## begin
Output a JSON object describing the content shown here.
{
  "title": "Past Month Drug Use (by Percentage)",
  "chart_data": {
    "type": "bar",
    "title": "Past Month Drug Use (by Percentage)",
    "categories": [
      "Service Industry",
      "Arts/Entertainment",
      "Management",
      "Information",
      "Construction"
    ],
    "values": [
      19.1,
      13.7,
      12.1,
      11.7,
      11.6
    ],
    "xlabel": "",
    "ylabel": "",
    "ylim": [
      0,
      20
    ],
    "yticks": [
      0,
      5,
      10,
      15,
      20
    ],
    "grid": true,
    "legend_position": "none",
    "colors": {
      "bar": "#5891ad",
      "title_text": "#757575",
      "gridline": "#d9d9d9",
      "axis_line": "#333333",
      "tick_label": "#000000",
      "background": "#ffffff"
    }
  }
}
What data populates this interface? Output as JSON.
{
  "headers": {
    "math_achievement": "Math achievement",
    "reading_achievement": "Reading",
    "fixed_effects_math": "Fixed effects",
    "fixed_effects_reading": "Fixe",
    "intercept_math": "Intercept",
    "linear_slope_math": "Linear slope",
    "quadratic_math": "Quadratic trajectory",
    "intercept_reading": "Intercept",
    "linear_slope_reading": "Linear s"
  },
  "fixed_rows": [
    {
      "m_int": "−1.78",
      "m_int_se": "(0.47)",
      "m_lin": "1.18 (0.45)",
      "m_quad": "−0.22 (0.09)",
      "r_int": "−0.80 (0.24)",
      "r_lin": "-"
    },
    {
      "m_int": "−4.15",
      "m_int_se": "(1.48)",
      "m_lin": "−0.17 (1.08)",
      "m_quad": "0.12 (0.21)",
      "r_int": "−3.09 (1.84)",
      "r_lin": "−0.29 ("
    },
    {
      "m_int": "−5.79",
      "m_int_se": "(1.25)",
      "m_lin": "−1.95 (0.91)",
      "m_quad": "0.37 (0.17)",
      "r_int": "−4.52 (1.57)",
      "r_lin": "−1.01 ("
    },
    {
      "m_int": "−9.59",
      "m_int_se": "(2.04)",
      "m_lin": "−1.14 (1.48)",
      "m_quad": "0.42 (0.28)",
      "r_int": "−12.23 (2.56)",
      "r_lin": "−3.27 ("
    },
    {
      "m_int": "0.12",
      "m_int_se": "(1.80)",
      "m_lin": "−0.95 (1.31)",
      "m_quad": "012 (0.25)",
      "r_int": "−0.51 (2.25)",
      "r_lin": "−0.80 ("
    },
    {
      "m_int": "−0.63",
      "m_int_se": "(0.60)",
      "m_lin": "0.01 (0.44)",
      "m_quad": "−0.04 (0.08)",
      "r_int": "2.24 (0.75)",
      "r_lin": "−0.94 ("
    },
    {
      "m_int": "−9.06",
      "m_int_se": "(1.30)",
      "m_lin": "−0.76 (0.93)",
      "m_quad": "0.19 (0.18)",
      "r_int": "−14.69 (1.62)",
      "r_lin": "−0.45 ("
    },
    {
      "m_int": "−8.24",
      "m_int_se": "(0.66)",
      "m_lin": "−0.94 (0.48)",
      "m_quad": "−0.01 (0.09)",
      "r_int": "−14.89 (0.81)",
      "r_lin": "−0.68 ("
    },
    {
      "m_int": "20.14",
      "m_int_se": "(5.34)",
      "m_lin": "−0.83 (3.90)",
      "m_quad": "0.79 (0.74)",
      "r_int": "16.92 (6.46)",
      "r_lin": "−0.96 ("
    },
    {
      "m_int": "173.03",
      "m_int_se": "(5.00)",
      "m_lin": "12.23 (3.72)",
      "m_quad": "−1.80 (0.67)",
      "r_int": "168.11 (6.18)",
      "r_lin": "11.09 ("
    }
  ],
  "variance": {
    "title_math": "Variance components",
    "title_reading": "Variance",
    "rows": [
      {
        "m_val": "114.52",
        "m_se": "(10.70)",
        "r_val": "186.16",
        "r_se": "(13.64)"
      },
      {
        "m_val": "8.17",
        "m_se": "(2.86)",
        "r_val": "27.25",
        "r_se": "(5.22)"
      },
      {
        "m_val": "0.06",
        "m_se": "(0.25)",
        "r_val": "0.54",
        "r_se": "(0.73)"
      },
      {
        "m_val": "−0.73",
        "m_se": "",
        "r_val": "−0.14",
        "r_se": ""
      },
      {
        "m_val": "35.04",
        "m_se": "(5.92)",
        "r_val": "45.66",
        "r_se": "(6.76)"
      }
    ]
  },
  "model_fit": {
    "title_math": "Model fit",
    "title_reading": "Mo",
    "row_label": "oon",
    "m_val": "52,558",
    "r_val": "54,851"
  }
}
## end
- **BRIEF**: Return every line above in which the string "Drug" occurs.

- **RESPONSE TO THIS TASK**:
  "title": "Past Month Drug Use (by Percentage)",
    "title": "Past Month Drug Use (by Percentage)",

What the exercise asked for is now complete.